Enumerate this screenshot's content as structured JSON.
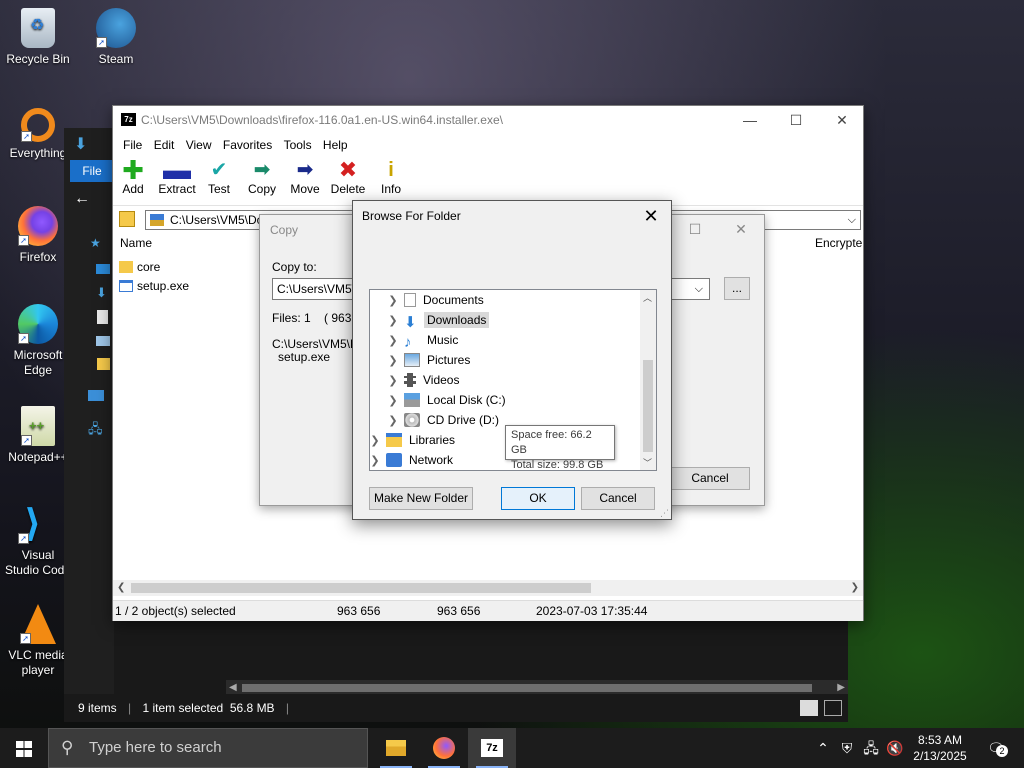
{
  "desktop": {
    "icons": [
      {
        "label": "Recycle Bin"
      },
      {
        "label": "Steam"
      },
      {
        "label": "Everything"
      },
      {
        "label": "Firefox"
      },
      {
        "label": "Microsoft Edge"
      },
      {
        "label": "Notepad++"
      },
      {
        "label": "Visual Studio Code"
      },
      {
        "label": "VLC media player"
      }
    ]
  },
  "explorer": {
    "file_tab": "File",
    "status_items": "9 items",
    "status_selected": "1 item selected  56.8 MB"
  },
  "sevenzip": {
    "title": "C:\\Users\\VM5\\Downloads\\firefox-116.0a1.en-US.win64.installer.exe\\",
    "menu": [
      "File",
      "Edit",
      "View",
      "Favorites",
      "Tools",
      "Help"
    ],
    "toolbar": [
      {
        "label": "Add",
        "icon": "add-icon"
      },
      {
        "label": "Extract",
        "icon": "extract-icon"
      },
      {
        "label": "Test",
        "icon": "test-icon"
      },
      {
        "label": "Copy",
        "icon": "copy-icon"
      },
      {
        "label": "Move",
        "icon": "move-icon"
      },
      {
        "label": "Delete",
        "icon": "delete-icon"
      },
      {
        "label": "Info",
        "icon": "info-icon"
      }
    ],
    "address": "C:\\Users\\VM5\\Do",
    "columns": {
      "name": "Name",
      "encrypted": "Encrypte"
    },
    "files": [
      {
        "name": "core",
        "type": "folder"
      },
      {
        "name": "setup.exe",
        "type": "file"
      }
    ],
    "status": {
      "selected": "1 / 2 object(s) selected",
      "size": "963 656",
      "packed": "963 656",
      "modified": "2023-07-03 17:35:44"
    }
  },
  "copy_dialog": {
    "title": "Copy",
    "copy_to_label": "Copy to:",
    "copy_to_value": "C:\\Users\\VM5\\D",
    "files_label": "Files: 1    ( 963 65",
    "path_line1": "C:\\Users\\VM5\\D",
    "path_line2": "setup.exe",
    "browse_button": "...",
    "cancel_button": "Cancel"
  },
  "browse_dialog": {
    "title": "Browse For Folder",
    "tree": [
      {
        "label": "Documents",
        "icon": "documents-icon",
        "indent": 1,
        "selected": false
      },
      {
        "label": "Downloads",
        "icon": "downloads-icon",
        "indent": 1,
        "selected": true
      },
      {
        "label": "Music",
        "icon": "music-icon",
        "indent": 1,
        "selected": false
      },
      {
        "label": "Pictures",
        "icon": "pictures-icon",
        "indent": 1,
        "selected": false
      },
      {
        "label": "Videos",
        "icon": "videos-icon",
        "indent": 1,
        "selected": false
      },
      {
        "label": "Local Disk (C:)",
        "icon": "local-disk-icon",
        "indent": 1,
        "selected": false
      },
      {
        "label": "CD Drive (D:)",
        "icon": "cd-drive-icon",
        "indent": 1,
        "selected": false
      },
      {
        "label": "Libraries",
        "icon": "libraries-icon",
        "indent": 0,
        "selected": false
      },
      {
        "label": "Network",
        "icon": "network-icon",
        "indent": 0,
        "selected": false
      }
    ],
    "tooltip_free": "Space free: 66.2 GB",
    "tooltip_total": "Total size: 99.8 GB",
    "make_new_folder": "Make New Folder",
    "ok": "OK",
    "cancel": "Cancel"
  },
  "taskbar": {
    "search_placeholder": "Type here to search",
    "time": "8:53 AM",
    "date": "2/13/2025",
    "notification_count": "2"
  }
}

____________

Goal: Pictures are to be left out; all else in the entries above is to be quoted exactly.

The solution:
Enumerate this screenshot's content as structured JSON.
{
  "desktop": {
    "icons": [
      {
        "label": "Recycle Bin"
      },
      {
        "label": "Steam"
      },
      {
        "label": "Everything"
      },
      {
        "label": "Firefox"
      },
      {
        "label": "Microsoft Edge"
      },
      {
        "label": "Notepad++"
      },
      {
        "label": "Visual Studio Code"
      },
      {
        "label": "VLC media player"
      }
    ]
  },
  "explorer": {
    "file_tab": "File",
    "status_items": "9 items",
    "status_selected": "1 item selected  56.8 MB"
  },
  "sevenzip": {
    "title": "C:\\Users\\VM5\\Downloads\\firefox-116.0a1.en-US.win64.installer.exe\\",
    "menu": [
      "File",
      "Edit",
      "View",
      "Favorites",
      "Tools",
      "Help"
    ],
    "toolbar": [
      {
        "label": "Add",
        "icon": "add-icon"
      },
      {
        "label": "Extract",
        "icon": "extract-icon"
      },
      {
        "label": "Test",
        "icon": "test-icon"
      },
      {
        "label": "Copy",
        "icon": "copy-icon"
      },
      {
        "label": "Move",
        "icon": "move-icon"
      },
      {
        "label": "Delete",
        "icon": "delete-icon"
      },
      {
        "label": "Info",
        "icon": "info-icon"
      }
    ],
    "address": "C:\\Users\\VM5\\Do",
    "columns": {
      "name": "Name",
      "encrypted": "Encrypte"
    },
    "files": [
      {
        "name": "core",
        "type": "folder"
      },
      {
        "name": "setup.exe",
        "type": "file"
      }
    ],
    "status": {
      "selected": "1 / 2 object(s) selected",
      "size": "963 656",
      "packed": "963 656",
      "modified": "2023-07-03 17:35:44"
    }
  },
  "copy_dialog": {
    "title": "Copy",
    "copy_to_label": "Copy to:",
    "copy_to_value": "C:\\Users\\VM5\\D",
    "files_label": "Files: 1    ( 963 65",
    "path_line1": "C:\\Users\\VM5\\D",
    "path_line2": "setup.exe",
    "browse_button": "...",
    "cancel_button": "Cancel"
  },
  "browse_dialog": {
    "title": "Browse For Folder",
    "tree": [
      {
        "label": "Documents",
        "icon": "documents-icon",
        "indent": 1,
        "selected": false
      },
      {
        "label": "Downloads",
        "icon": "downloads-icon",
        "indent": 1,
        "selected": true
      },
      {
        "label": "Music",
        "icon": "music-icon",
        "indent": 1,
        "selected": false
      },
      {
        "label": "Pictures",
        "icon": "pictures-icon",
        "indent": 1,
        "selected": false
      },
      {
        "label": "Videos",
        "icon": "videos-icon",
        "indent": 1,
        "selected": false
      },
      {
        "label": "Local Disk (C:)",
        "icon": "local-disk-icon",
        "indent": 1,
        "selected": false
      },
      {
        "label": "CD Drive (D:)",
        "icon": "cd-drive-icon",
        "indent": 1,
        "selected": false
      },
      {
        "label": "Libraries",
        "icon": "libraries-icon",
        "indent": 0,
        "selected": false
      },
      {
        "label": "Network",
        "icon": "network-icon",
        "indent": 0,
        "selected": false
      }
    ],
    "tooltip_free": "Space free: 66.2 GB",
    "tooltip_total": "Total size: 99.8 GB",
    "make_new_folder": "Make New Folder",
    "ok": "OK",
    "cancel": "Cancel"
  },
  "taskbar": {
    "search_placeholder": "Type here to search",
    "time": "8:53 AM",
    "date": "2/13/2025",
    "notification_count": "2"
  }
}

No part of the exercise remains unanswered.